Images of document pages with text

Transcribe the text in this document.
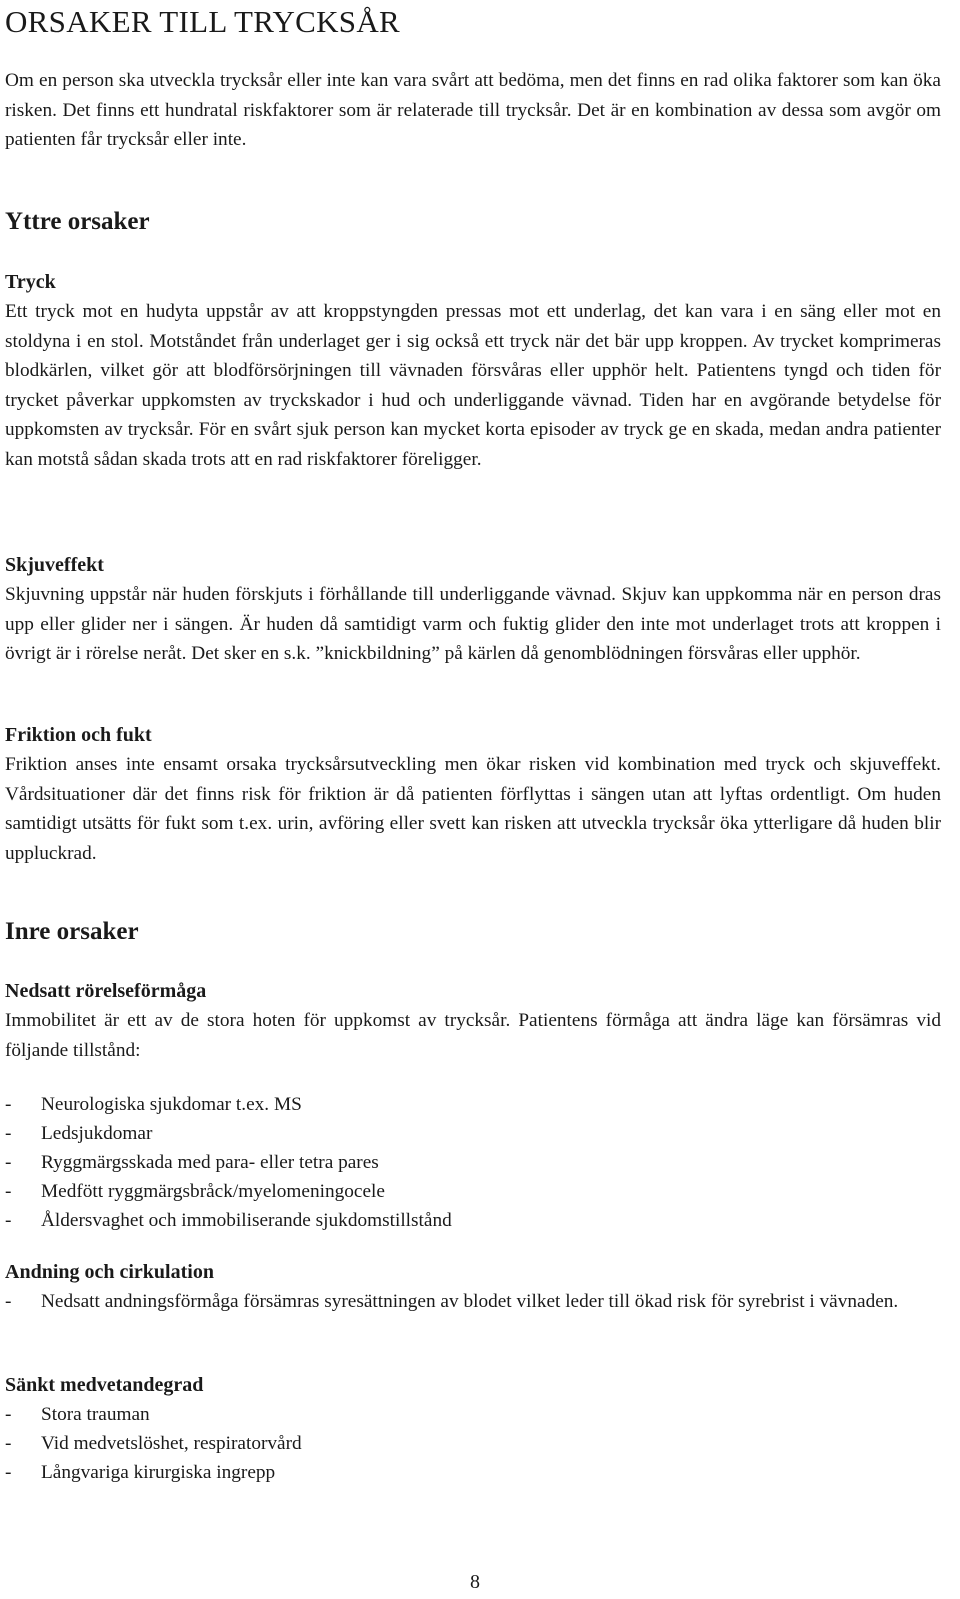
ORSAKER TILL TRYCKSÅR

Om en person ska utveckla trycksår eller inte kan vara svårt att bedöma, men det finns en rad olika faktorer som kan öka risken. Det finns ett hundratal riskfaktorer som är relaterade till trycksår. Det är en kombination av dessa som avgör om patienten får trycksår eller inte.

Yttre orsaker
Tryck

Ett tryck mot en hudyta uppstår av att kroppstyngden pressas mot ett underlag, det kan vara i en säng eller mot en stoldyna i en stol. Motståndet från underlaget ger i sig också ett tryck när det bär upp kroppen. Av trycket komprimeras blodkärlen, vilket gör att blodförsörjningen till vävnaden försvåras eller upphör helt. Patientens tyngd och tiden för trycket påverkar uppkomsten av tryckskador i hud och underliggande vävnad. Tiden har en avgörande betydelse för uppkomsten av trycksår. För en svårt sjuk person kan mycket korta episoder av tryck ge en skada, medan andra patienter kan motstå sådan skada trots att en rad riskfaktorer föreligger.

Skjuveffekt

Skjuvning uppstår när huden förskjuts i förhållande till underliggande vävnad. Skjuv kan uppkomma när en person dras upp eller glider ner i sängen. Är huden då samtidigt varm och fuktig glider den inte mot underlaget trots att kroppen i övrigt är i rörelse neråt. Det sker en s.k. ”knickbildning” på kärlen då genomblödningen försvåras eller upphör.

Friktion och fukt

Friktion anses inte ensamt orsaka trycksårsutveckling men ökar risken vid kombination med tryck och skjuveffekt. Vårdsituationer där det finns risk för friktion är då patienten förflyttas i sängen utan att lyftas ordentligt. Om huden samtidigt utsätts för fukt som t.ex. urin, avföring eller svett kan risken att utveckla trycksår öka ytterligare då huden blir uppluckrad.

Inre orsaker
Nedsatt rörelseförmåga

Immobilitet är ett av de stora hoten för uppkomst av trycksår. Patientens förmåga att ändra läge kan försämras vid följande tillstånd:

- Neurologiska sjukdomar t.ex. MS
- Ledsjukdomar
- Ryggmärgsskada med para- eller tetra pares
- Medfött ryggmärgsbråck/myelomeningocele
- Åldersvaghet och immobiliserande sjukdomstillstånd
Andning och cirkulation
- Nedsatt andningsförmåga försämras syresättningen av blodet vilket leder till ökad risk för syrebrist i vävnaden.
Sänkt medvetandegrad
- Stora trauman
- Vid medvetslöshet, respiratorvård
- Långvariga kirurgiska ingrepp

8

Task goal
Please return all lines from the records that hold the word "Patientens".

Answer to this problem
Ett tryck mot en hudyta uppstår av att kroppstyngden pressas mot ett underlag, det kan vara i en säng eller mot en stoldyna i en stol. Motståndet från underlaget ger i sig också ett tryck när det bär upp kroppen. Av trycket komprimeras blodkärlen, vilket gör att blodförsörjningen till vävnaden försvåras eller upphör helt. Patientens tyngd och tiden för trycket påverkar uppkomsten av tryckskador i hud och underliggande vävnad. Tiden har en avgörande betydelse för uppkomsten av trycksår. För en svårt sjuk person kan mycket korta episoder av tryck ge en skada, medan andra patienter kan motstå sådan skada trots att en rad riskfaktorer föreligger.
Immobilitet är ett av de stora hoten för uppkomst av trycksår. Patientens förmåga att ändra läge kan försämras vid följande tillstånd:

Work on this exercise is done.